(What is asked): Type out the data exactly as given. Skip any image.

(Supplied records):
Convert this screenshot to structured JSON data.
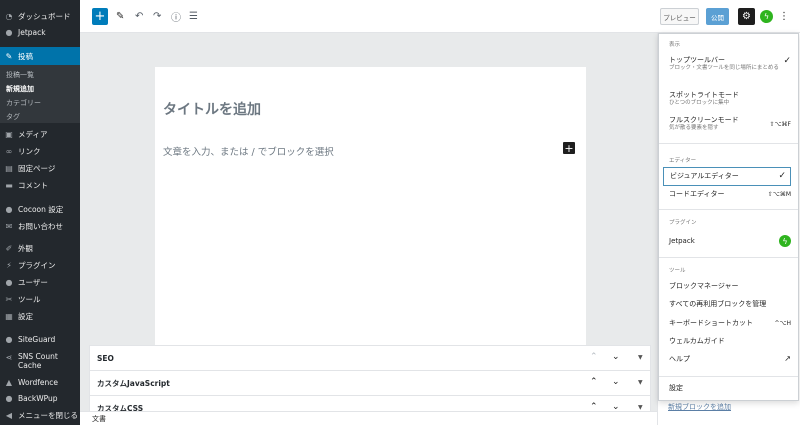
{
  "sidebar": {
    "items": [
      {
        "label": "ダッシュボード",
        "icon": "dashboard-icon"
      },
      {
        "label": "Jetpack",
        "icon": "jetpack-icon"
      },
      {
        "label": "投稿",
        "icon": "pin-icon"
      },
      {
        "label": "メディア",
        "icon": "media-icon"
      },
      {
        "label": "リンク",
        "icon": "link-icon"
      },
      {
        "label": "固定ページ",
        "icon": "page-icon"
      },
      {
        "label": "コメント",
        "icon": "comment-icon"
      },
      {
        "label": "Cocoon 設定",
        "icon": "cocoon-icon"
      },
      {
        "label": "お問い合わせ",
        "icon": "mail-icon"
      },
      {
        "label": "外観",
        "icon": "brush-icon"
      },
      {
        "label": "プラグイン",
        "icon": "plugin-icon"
      },
      {
        "label": "ユーザー",
        "icon": "user-icon"
      },
      {
        "label": "ツール",
        "icon": "wrench-icon"
      },
      {
        "label": "設定",
        "icon": "settings-icon"
      },
      {
        "label": "SiteGuard",
        "icon": "siteguard-icon"
      },
      {
        "label": "SNS Count Cache",
        "icon": "share-icon"
      },
      {
        "label": "Wordfence",
        "icon": "wordfence-icon"
      },
      {
        "label": "BackWPup",
        "icon": "backwpup-icon"
      },
      {
        "label": "メニューを閉じる",
        "icon": "collapse-icon"
      }
    ],
    "submenu": [
      "投稿一覧",
      "新規追加",
      "カテゴリー",
      "タグ"
    ]
  },
  "toolbar": {
    "add_label": "+",
    "preview_label": "プレビュー",
    "publish_label": "公開"
  },
  "editor": {
    "title_placeholder": "タイトルを追加",
    "body_placeholder": "文章を入力、または / でブロックを選択"
  },
  "metaboxes": [
    "SEO",
    "カスタムJavaScript",
    "カスタムCSS"
  ],
  "footer": {
    "breadcrumb": "文書",
    "under_link": "新規ブロックを追加"
  },
  "dropdown": {
    "view": {
      "heading": "表示",
      "items": [
        {
          "title": "トップツールバー",
          "desc": "ブロック・文書ツールを同じ場所にまとめる",
          "checked": true
        },
        {
          "title": "スポットライトモード",
          "desc": "ひとつのブロックに集中"
        },
        {
          "title": "フルスクリーンモード",
          "desc": "気が散る要素を隠す",
          "shortcut": "⇧⌥⌘F"
        }
      ]
    },
    "editor": {
      "heading": "エディター",
      "items": [
        {
          "title": "ビジュアルエディター",
          "checked": true
        },
        {
          "title": "コードエディター",
          "shortcut": "⇧⌥⌘M"
        }
      ]
    },
    "plugins": {
      "heading": "プラグイン",
      "items": [
        {
          "title": "Jetpack"
        }
      ]
    },
    "tools": {
      "heading": "ツール",
      "items": [
        {
          "title": "ブロックマネージャー"
        },
        {
          "title": "すべての再利用ブロックを管理"
        },
        {
          "title": "キーボードショートカット",
          "shortcut": "^⌥H"
        },
        {
          "title": "ウェルカムガイド"
        },
        {
          "title": "ヘルプ"
        }
      ]
    },
    "bottom": {
      "title": "設定"
    }
  }
}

(Answer to this task):
Convert this screenshot to structured JSON data.
{
  "sidebar": {
    "items": [
      {
        "label": "ダッシュボード",
        "icon": "dashboard-icon"
      },
      {
        "label": "Jetpack",
        "icon": "jetpack-icon"
      },
      {
        "label": "投稿",
        "icon": "pin-icon"
      },
      {
        "label": "メディア",
        "icon": "media-icon"
      },
      {
        "label": "リンク",
        "icon": "link-icon"
      },
      {
        "label": "固定ページ",
        "icon": "page-icon"
      },
      {
        "label": "コメント",
        "icon": "comment-icon"
      },
      {
        "label": "Cocoon 設定",
        "icon": "cocoon-icon"
      },
      {
        "label": "お問い合わせ",
        "icon": "mail-icon"
      },
      {
        "label": "外観",
        "icon": "brush-icon"
      },
      {
        "label": "プラグイン",
        "icon": "plugin-icon"
      },
      {
        "label": "ユーザー",
        "icon": "user-icon"
      },
      {
        "label": "ツール",
        "icon": "wrench-icon"
      },
      {
        "label": "設定",
        "icon": "settings-icon"
      },
      {
        "label": "SiteGuard",
        "icon": "siteguard-icon"
      },
      {
        "label": "SNS Count Cache",
        "icon": "share-icon"
      },
      {
        "label": "Wordfence",
        "icon": "wordfence-icon"
      },
      {
        "label": "BackWPup",
        "icon": "backwpup-icon"
      },
      {
        "label": "メニューを閉じる",
        "icon": "collapse-icon"
      }
    ],
    "submenu": [
      "投稿一覧",
      "新規追加",
      "カテゴリー",
      "タグ"
    ]
  },
  "toolbar": {
    "add_label": "+",
    "preview_label": "プレビュー",
    "publish_label": "公開"
  },
  "editor": {
    "title_placeholder": "タイトルを追加",
    "body_placeholder": "文章を入力、または / でブロックを選択"
  },
  "metaboxes": [
    "SEO",
    "カスタムJavaScript",
    "カスタムCSS"
  ],
  "footer": {
    "breadcrumb": "文書",
    "under_link": "新規ブロックを追加"
  },
  "dropdown": {
    "view": {
      "heading": "表示",
      "items": [
        {
          "title": "トップツールバー",
          "desc": "ブロック・文書ツールを同じ場所にまとめる",
          "checked": true
        },
        {
          "title": "スポットライトモード",
          "desc": "ひとつのブロックに集中"
        },
        {
          "title": "フルスクリーンモード",
          "desc": "気が散る要素を隠す",
          "shortcut": "⇧⌥⌘F"
        }
      ]
    },
    "editor": {
      "heading": "エディター",
      "items": [
        {
          "title": "ビジュアルエディター",
          "checked": true
        },
        {
          "title": "コードエディター",
          "shortcut": "⇧⌥⌘M"
        }
      ]
    },
    "plugins": {
      "heading": "プラグイン",
      "items": [
        {
          "title": "Jetpack"
        }
      ]
    },
    "tools": {
      "heading": "ツール",
      "items": [
        {
          "title": "ブロックマネージャー"
        },
        {
          "title": "すべての再利用ブロックを管理"
        },
        {
          "title": "キーボードショートカット",
          "shortcut": "^⌥H"
        },
        {
          "title": "ウェルカムガイド"
        },
        {
          "title": "ヘルプ"
        }
      ]
    },
    "bottom": {
      "title": "設定"
    }
  }
}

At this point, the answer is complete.